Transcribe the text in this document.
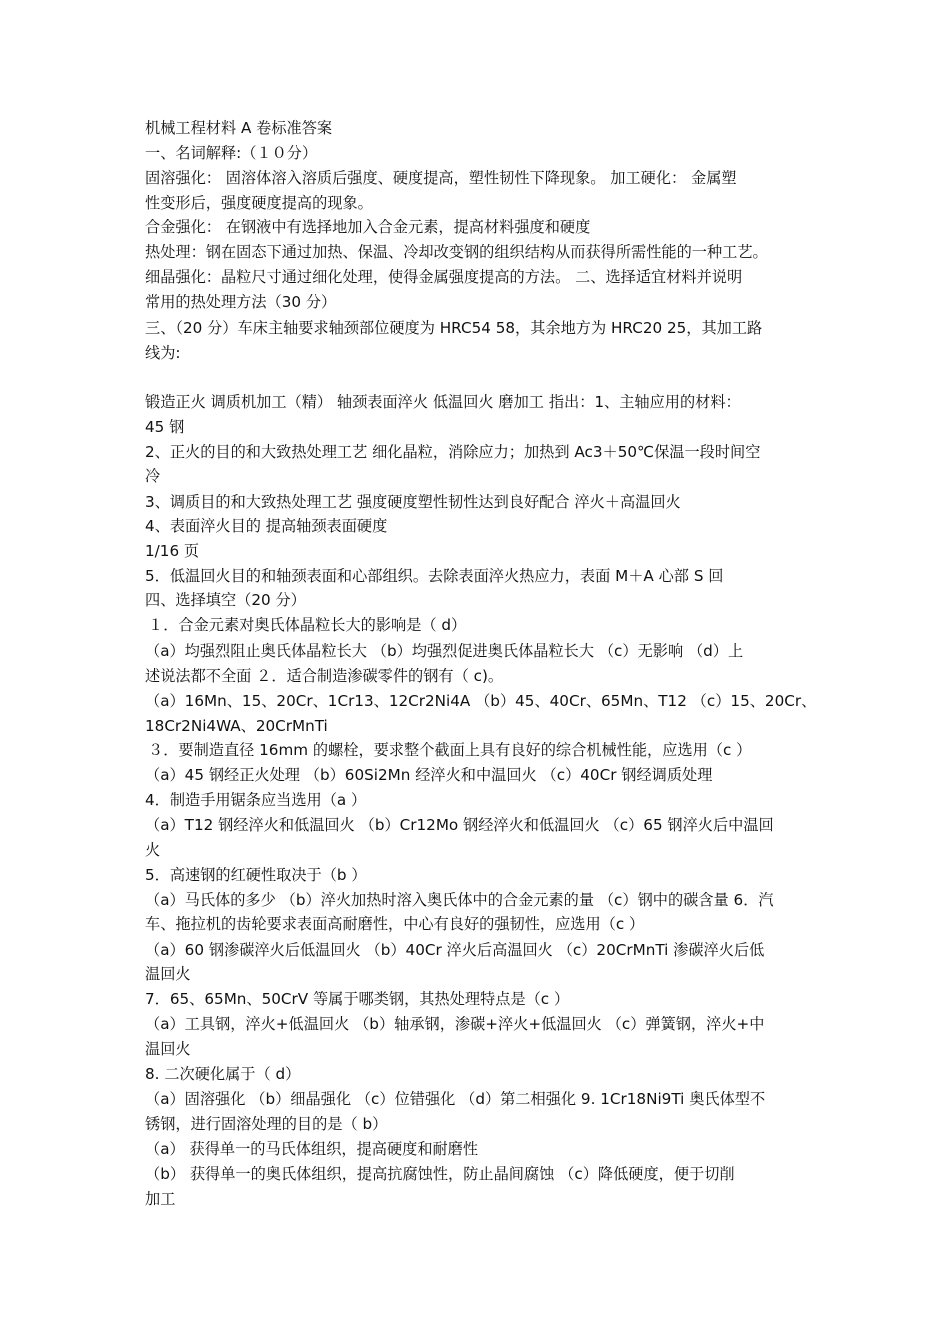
机械工程材料 A 卷标准答案
一、名词解释:（１０分）
固溶强化： 固溶体溶入溶质后强度、硬度提高，塑性韧性下降现象。 加工硬化： 金属塑
性变形后，强度硬度提高的现象。
合金强化： 在钢液中有选择地加入合金元素，提高材料强度和硬度
热处理：钢在固态下通过加热、保温、冷却改变钢的组织结构从而获得所需性能的一种工艺。
细晶强化：晶粒尺寸通过细化处理，使得金属强度提高的方法。 二、选择适宜材料并说明
常用的热处理方法（30 分）
三、（20 分）车床主轴要求轴颈部位硬度为 HRC54 58，其余地方为 HRC20 25，其加工路
线为:
锻造正火 调质机加工（精） 轴颈表面淬火 低温回火 磨加工 指出：1、主轴应用的材料：
45 钢
2、正火的目的和大致热处理工艺 细化晶粒，消除应力；加热到 Ac3＋50℃保温一段时间空
冷
3、调质目的和大致热处理工艺 强度硬度塑性韧性达到良好配合 淬火＋高温回火
4、表面淬火目的 提高轴颈表面硬度
1/16 页
5．低温回火目的和轴颈表面和心部组织。去除表面淬火热应力，表面 M＋A 心部 S 回
四、选择填空（20 分）
１．合金元素对奥氏体晶粒长大的影响是（ d）
（a）均强烈阻止奥氏体晶粒长大 （b）均强烈促进奥氏体晶粒长大 （c）无影响 （d）上
述说法都不全面 ２．适合制造渗碳零件的钢有（ c)。
（a）16Mn、15、20Cr、1Cr13、12Cr2Ni4A （b）45、40Cr、65Mn、T12 （c）15、20Cr、
18Cr2Ni4WA、20CrMnTi
３．要制造直径 16mm 的螺栓，要求整个截面上具有良好的综合机械性能，应选用（c ）
（a）45 钢经正火处理 （b）60Si2Mn 经淬火和中温回火 （c）40Cr 钢经调质处理
4．制造手用锯条应当选用（a ）
（a）T12 钢经淬火和低温回火 （b）Cr12Mo 钢经淬火和低温回火 （c）65 钢淬火后中温回
火
5．高速钢的红硬性取决于（b ）
（a）马氏体的多少 （b）淬火加热时溶入奥氏体中的合金元素的量 （c）钢中的碳含量 6．汽
车、拖拉机的齿轮要求表面高耐磨性，中心有良好的强韧性，应选用（c ）
（a）60 钢渗碳淬火后低温回火 （b）40Cr 淬火后高温回火 （c）20CrMnTi 渗碳淬火后低
温回火
7．65、65Mn、50CrV 等属于哪类钢，其热处理特点是（c ）
（a）工具钢，淬火+低温回火 （b）轴承钢，渗碳+淬火+低温回火 （c）弹簧钢，淬火+中
温回火
8. 二次硬化属于（ d）
（a）固溶强化 （b）细晶强化 （c）位错强化 （d）第二相强化 9. 1Cr18Ni9Ti 奥氏体型不
锈钢，进行固溶处理的目的是（ b）
（a） 获得单一的马氏体组织，提高硬度和耐磨性
（b） 获得单一的奥氏体组织，提高抗腐蚀性，防止晶间腐蚀 （c）降低硬度，便于切削
加工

*Task details*
Your task is to reproduce all of the material exactly. The pictures stay out.

*Worked answer*
Transcribe the text in this document.
机械工程材料 A 卷标准答案
一、名词解释:（１０分）
固溶强化： 固溶体溶入溶质后强度、硬度提高，塑性韧性下降现象。 加工硬化： 金属塑
性变形后，强度硬度提高的现象。
合金强化： 在钢液中有选择地加入合金元素，提高材料强度和硬度
热处理：钢在固态下通过加热、保温、冷却改变钢的组织结构从而获得所需性能的一种工艺。
细晶强化：晶粒尺寸通过细化处理，使得金属强度提高的方法。 二、选择适宜材料并说明
常用的热处理方法（30 分）
三、（20 分）车床主轴要求轴颈部位硬度为 HRC54 58，其余地方为 HRC20 25，其加工路
线为:
锻造正火 调质机加工（精） 轴颈表面淬火 低温回火 磨加工 指出：1、主轴应用的材料：
45 钢
2、正火的目的和大致热处理工艺 细化晶粒，消除应力；加热到 Ac3＋50℃保温一段时间空
冷
3、调质目的和大致热处理工艺 强度硬度塑性韧性达到良好配合 淬火＋高温回火
4、表面淬火目的 提高轴颈表面硬度
1/16 页
5．低温回火目的和轴颈表面和心部组织。去除表面淬火热应力，表面 M＋A 心部 S 回
四、选择填空（20 分）
１．合金元素对奥氏体晶粒长大的影响是（ d）
（a）均强烈阻止奥氏体晶粒长大 （b）均强烈促进奥氏体晶粒长大 （c）无影响 （d）上
述说法都不全面 ２．适合制造渗碳零件的钢有（ c)。
（a）16Mn、15、20Cr、1Cr13、12Cr2Ni4A （b）45、40Cr、65Mn、T12 （c）15、20Cr、
18Cr2Ni4WA、20CrMnTi
３．要制造直径 16mm 的螺栓，要求整个截面上具有良好的综合机械性能，应选用（c ）
（a）45 钢经正火处理 （b）60Si2Mn 经淬火和中温回火 （c）40Cr 钢经调质处理
4．制造手用锯条应当选用（a ）
（a）T12 钢经淬火和低温回火 （b）Cr12Mo 钢经淬火和低温回火 （c）65 钢淬火后中温回
火
5．高速钢的红硬性取决于（b ）
（a）马氏体的多少 （b）淬火加热时溶入奥氏体中的合金元素的量 （c）钢中的碳含量 6．汽
车、拖拉机的齿轮要求表面高耐磨性，中心有良好的强韧性，应选用（c ）
（a）60 钢渗碳淬火后低温回火 （b）40Cr 淬火后高温回火 （c）20CrMnTi 渗碳淬火后低
温回火
7．65、65Mn、50CrV 等属于哪类钢，其热处理特点是（c ）
（a）工具钢，淬火+低温回火 （b）轴承钢，渗碳+淬火+低温回火 （c）弹簧钢，淬火+中
温回火
8. 二次硬化属于（ d）
（a）固溶强化 （b）细晶强化 （c）位错强化 （d）第二相强化 9. 1Cr18Ni9Ti 奥氏体型不
锈钢，进行固溶处理的目的是（ b）
（a） 获得单一的马氏体组织，提高硬度和耐磨性
（b） 获得单一的奥氏体组织，提高抗腐蚀性，防止晶间腐蚀 （c）降低硬度，便于切削
加工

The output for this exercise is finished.